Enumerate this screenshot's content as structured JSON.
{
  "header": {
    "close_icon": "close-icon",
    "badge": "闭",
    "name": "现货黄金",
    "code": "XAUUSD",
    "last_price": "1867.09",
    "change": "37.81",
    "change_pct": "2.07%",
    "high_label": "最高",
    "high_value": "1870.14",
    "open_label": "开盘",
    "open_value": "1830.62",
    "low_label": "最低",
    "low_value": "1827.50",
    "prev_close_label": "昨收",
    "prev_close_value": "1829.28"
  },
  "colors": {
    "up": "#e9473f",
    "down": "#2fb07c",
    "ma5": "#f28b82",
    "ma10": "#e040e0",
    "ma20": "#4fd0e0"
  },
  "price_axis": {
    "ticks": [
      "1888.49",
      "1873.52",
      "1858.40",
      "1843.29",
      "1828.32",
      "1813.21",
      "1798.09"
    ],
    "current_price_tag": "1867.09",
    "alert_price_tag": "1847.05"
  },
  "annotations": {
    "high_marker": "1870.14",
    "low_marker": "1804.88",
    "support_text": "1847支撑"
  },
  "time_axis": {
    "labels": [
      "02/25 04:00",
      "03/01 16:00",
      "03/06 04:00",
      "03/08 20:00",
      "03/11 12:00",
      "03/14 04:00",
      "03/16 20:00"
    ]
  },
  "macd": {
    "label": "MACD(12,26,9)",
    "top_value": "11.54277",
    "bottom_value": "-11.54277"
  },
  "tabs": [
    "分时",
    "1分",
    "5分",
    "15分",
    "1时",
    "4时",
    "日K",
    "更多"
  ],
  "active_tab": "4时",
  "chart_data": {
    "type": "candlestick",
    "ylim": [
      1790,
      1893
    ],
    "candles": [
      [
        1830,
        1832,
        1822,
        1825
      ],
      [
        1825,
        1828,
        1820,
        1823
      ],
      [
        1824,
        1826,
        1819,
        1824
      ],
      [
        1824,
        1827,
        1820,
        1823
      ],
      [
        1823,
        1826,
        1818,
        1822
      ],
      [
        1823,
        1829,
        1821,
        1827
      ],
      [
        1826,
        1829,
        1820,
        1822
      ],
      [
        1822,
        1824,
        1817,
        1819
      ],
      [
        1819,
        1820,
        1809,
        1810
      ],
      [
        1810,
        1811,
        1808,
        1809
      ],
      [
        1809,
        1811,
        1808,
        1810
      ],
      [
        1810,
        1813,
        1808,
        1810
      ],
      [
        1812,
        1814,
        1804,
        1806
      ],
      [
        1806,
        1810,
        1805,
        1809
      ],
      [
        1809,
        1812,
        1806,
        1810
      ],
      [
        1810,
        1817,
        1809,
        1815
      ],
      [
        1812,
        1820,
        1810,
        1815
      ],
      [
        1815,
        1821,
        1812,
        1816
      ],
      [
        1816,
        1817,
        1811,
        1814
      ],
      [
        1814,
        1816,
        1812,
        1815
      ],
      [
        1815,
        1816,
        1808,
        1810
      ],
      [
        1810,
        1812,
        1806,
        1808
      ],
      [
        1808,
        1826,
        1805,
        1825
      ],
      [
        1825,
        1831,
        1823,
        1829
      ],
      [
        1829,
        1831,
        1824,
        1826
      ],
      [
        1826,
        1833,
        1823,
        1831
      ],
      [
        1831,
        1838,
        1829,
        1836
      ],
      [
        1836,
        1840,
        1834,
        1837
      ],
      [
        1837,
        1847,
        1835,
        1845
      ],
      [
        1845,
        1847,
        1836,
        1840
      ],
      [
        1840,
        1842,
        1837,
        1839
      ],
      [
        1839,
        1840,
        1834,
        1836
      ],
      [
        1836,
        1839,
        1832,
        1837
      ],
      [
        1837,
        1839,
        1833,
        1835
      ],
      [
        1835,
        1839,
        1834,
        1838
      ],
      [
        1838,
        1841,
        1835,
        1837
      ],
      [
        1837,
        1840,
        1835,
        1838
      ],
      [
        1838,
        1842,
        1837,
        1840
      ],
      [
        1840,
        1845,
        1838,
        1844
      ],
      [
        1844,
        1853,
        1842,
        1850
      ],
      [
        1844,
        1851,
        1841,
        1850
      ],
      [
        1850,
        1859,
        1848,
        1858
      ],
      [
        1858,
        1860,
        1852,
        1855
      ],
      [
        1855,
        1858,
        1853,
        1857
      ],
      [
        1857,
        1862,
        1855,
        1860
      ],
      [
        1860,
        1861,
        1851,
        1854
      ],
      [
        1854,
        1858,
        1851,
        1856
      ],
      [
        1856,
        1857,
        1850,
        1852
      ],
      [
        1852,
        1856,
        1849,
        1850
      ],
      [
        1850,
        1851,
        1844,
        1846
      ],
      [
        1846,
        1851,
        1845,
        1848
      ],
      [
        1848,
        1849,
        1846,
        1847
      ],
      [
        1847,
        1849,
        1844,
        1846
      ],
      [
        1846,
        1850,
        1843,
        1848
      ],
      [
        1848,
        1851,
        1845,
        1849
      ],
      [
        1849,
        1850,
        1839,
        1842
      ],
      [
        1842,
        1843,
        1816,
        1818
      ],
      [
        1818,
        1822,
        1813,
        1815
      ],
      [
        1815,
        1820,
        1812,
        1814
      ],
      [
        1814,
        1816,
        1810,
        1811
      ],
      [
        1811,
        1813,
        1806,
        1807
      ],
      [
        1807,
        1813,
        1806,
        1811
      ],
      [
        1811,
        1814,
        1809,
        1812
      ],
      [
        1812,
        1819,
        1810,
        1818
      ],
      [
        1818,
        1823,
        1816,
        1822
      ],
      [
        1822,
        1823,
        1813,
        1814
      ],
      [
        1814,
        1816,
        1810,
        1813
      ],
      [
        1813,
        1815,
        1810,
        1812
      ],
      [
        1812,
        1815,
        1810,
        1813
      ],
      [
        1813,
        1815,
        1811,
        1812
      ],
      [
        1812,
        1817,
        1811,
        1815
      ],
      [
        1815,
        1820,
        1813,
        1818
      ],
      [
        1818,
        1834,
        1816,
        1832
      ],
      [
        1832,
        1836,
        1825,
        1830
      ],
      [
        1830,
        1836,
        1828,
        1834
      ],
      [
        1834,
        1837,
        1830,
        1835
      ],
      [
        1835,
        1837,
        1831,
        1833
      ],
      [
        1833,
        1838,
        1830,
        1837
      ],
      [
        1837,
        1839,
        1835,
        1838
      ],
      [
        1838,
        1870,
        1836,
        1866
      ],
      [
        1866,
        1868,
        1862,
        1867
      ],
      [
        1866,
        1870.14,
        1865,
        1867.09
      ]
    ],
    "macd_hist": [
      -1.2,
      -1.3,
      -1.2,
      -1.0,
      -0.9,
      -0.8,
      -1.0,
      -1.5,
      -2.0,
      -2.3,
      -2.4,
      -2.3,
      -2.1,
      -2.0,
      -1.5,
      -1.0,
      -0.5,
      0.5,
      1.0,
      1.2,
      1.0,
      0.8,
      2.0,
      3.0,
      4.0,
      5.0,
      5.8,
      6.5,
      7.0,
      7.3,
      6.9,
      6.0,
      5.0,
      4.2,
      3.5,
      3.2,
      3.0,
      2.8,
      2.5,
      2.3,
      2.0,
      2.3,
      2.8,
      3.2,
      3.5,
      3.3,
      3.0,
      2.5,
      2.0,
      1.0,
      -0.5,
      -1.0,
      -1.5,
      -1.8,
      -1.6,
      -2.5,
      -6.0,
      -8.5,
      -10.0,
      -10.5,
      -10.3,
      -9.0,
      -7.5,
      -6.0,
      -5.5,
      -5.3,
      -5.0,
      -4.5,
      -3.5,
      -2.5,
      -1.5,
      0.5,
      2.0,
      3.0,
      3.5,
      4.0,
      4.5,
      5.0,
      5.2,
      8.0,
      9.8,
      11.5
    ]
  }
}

Instructions for the task
Repeat every line of the records above exactly.

Answer in full
Enumerate this screenshot's content as structured JSON.
{
  "header": {
    "close_icon": "close-icon",
    "badge": "闭",
    "name": "现货黄金",
    "code": "XAUUSD",
    "last_price": "1867.09",
    "change": "37.81",
    "change_pct": "2.07%",
    "high_label": "最高",
    "high_value": "1870.14",
    "open_label": "开盘",
    "open_value": "1830.62",
    "low_label": "最低",
    "low_value": "1827.50",
    "prev_close_label": "昨收",
    "prev_close_value": "1829.28"
  },
  "colors": {
    "up": "#e9473f",
    "down": "#2fb07c",
    "ma5": "#f28b82",
    "ma10": "#e040e0",
    "ma20": "#4fd0e0"
  },
  "price_axis": {
    "ticks": [
      "1888.49",
      "1873.52",
      "1858.40",
      "1843.29",
      "1828.32",
      "1813.21",
      "1798.09"
    ],
    "current_price_tag": "1867.09",
    "alert_price_tag": "1847.05"
  },
  "annotations": {
    "high_marker": "1870.14",
    "low_marker": "1804.88",
    "support_text": "1847支撑"
  },
  "time_axis": {
    "labels": [
      "02/25 04:00",
      "03/01 16:00",
      "03/06 04:00",
      "03/08 20:00",
      "03/11 12:00",
      "03/14 04:00",
      "03/16 20:00"
    ]
  },
  "macd": {
    "label": "MACD(12,26,9)",
    "top_value": "11.54277",
    "bottom_value": "-11.54277"
  },
  "tabs": [
    "分时",
    "1分",
    "5分",
    "15分",
    "1时",
    "4时",
    "日K",
    "更多"
  ],
  "active_tab": "4时",
  "chart_data": {
    "type": "candlestick",
    "ylim": [
      1790,
      1893
    ],
    "candles": [
      [
        1830,
        1832,
        1822,
        1825
      ],
      [
        1825,
        1828,
        1820,
        1823
      ],
      [
        1824,
        1826,
        1819,
        1824
      ],
      [
        1824,
        1827,
        1820,
        1823
      ],
      [
        1823,
        1826,
        1818,
        1822
      ],
      [
        1823,
        1829,
        1821,
        1827
      ],
      [
        1826,
        1829,
        1820,
        1822
      ],
      [
        1822,
        1824,
        1817,
        1819
      ],
      [
        1819,
        1820,
        1809,
        1810
      ],
      [
        1810,
        1811,
        1808,
        1809
      ],
      [
        1809,
        1811,
        1808,
        1810
      ],
      [
        1810,
        1813,
        1808,
        1810
      ],
      [
        1812,
        1814,
        1804,
        1806
      ],
      [
        1806,
        1810,
        1805,
        1809
      ],
      [
        1809,
        1812,
        1806,
        1810
      ],
      [
        1810,
        1817,
        1809,
        1815
      ],
      [
        1812,
        1820,
        1810,
        1815
      ],
      [
        1815,
        1821,
        1812,
        1816
      ],
      [
        1816,
        1817,
        1811,
        1814
      ],
      [
        1814,
        1816,
        1812,
        1815
      ],
      [
        1815,
        1816,
        1808,
        1810
      ],
      [
        1810,
        1812,
        1806,
        1808
      ],
      [
        1808,
        1826,
        1805,
        1825
      ],
      [
        1825,
        1831,
        1823,
        1829
      ],
      [
        1829,
        1831,
        1824,
        1826
      ],
      [
        1826,
        1833,
        1823,
        1831
      ],
      [
        1831,
        1838,
        1829,
        1836
      ],
      [
        1836,
        1840,
        1834,
        1837
      ],
      [
        1837,
        1847,
        1835,
        1845
      ],
      [
        1845,
        1847,
        1836,
        1840
      ],
      [
        1840,
        1842,
        1837,
        1839
      ],
      [
        1839,
        1840,
        1834,
        1836
      ],
      [
        1836,
        1839,
        1832,
        1837
      ],
      [
        1837,
        1839,
        1833,
        1835
      ],
      [
        1835,
        1839,
        1834,
        1838
      ],
      [
        1838,
        1841,
        1835,
        1837
      ],
      [
        1837,
        1840,
        1835,
        1838
      ],
      [
        1838,
        1842,
        1837,
        1840
      ],
      [
        1840,
        1845,
        1838,
        1844
      ],
      [
        1844,
        1853,
        1842,
        1850
      ],
      [
        1844,
        1851,
        1841,
        1850
      ],
      [
        1850,
        1859,
        1848,
        1858
      ],
      [
        1858,
        1860,
        1852,
        1855
      ],
      [
        1855,
        1858,
        1853,
        1857
      ],
      [
        1857,
        1862,
        1855,
        1860
      ],
      [
        1860,
        1861,
        1851,
        1854
      ],
      [
        1854,
        1858,
        1851,
        1856
      ],
      [
        1856,
        1857,
        1850,
        1852
      ],
      [
        1852,
        1856,
        1849,
        1850
      ],
      [
        1850,
        1851,
        1844,
        1846
      ],
      [
        1846,
        1851,
        1845,
        1848
      ],
      [
        1848,
        1849,
        1846,
        1847
      ],
      [
        1847,
        1849,
        1844,
        1846
      ],
      [
        1846,
        1850,
        1843,
        1848
      ],
      [
        1848,
        1851,
        1845,
        1849
      ],
      [
        1849,
        1850,
        1839,
        1842
      ],
      [
        1842,
        1843,
        1816,
        1818
      ],
      [
        1818,
        1822,
        1813,
        1815
      ],
      [
        1815,
        1820,
        1812,
        1814
      ],
      [
        1814,
        1816,
        1810,
        1811
      ],
      [
        1811,
        1813,
        1806,
        1807
      ],
      [
        1807,
        1813,
        1806,
        1811
      ],
      [
        1811,
        1814,
        1809,
        1812
      ],
      [
        1812,
        1819,
        1810,
        1818
      ],
      [
        1818,
        1823,
        1816,
        1822
      ],
      [
        1822,
        1823,
        1813,
        1814
      ],
      [
        1814,
        1816,
        1810,
        1813
      ],
      [
        1813,
        1815,
        1810,
        1812
      ],
      [
        1812,
        1815,
        1810,
        1813
      ],
      [
        1813,
        1815,
        1811,
        1812
      ],
      [
        1812,
        1817,
        1811,
        1815
      ],
      [
        1815,
        1820,
        1813,
        1818
      ],
      [
        1818,
        1834,
        1816,
        1832
      ],
      [
        1832,
        1836,
        1825,
        1830
      ],
      [
        1830,
        1836,
        1828,
        1834
      ],
      [
        1834,
        1837,
        1830,
        1835
      ],
      [
        1835,
        1837,
        1831,
        1833
      ],
      [
        1833,
        1838,
        1830,
        1837
      ],
      [
        1837,
        1839,
        1835,
        1838
      ],
      [
        1838,
        1870,
        1836,
        1866
      ],
      [
        1866,
        1868,
        1862,
        1867
      ],
      [
        1866,
        1870.14,
        1865,
        1867.09
      ]
    ],
    "macd_hist": [
      -1.2,
      -1.3,
      -1.2,
      -1.0,
      -0.9,
      -0.8,
      -1.0,
      -1.5,
      -2.0,
      -2.3,
      -2.4,
      -2.3,
      -2.1,
      -2.0,
      -1.5,
      -1.0,
      -0.5,
      0.5,
      1.0,
      1.2,
      1.0,
      0.8,
      2.0,
      3.0,
      4.0,
      5.0,
      5.8,
      6.5,
      7.0,
      7.3,
      6.9,
      6.0,
      5.0,
      4.2,
      3.5,
      3.2,
      3.0,
      2.8,
      2.5,
      2.3,
      2.0,
      2.3,
      2.8,
      3.2,
      3.5,
      3.3,
      3.0,
      2.5,
      2.0,
      1.0,
      -0.5,
      -1.0,
      -1.5,
      -1.8,
      -1.6,
      -2.5,
      -6.0,
      -8.5,
      -10.0,
      -10.5,
      -10.3,
      -9.0,
      -7.5,
      -6.0,
      -5.5,
      -5.3,
      -5.0,
      -4.5,
      -3.5,
      -2.5,
      -1.5,
      0.5,
      2.0,
      3.0,
      3.5,
      4.0,
      4.5,
      5.0,
      5.2,
      8.0,
      9.8,
      11.5
    ]
  }
}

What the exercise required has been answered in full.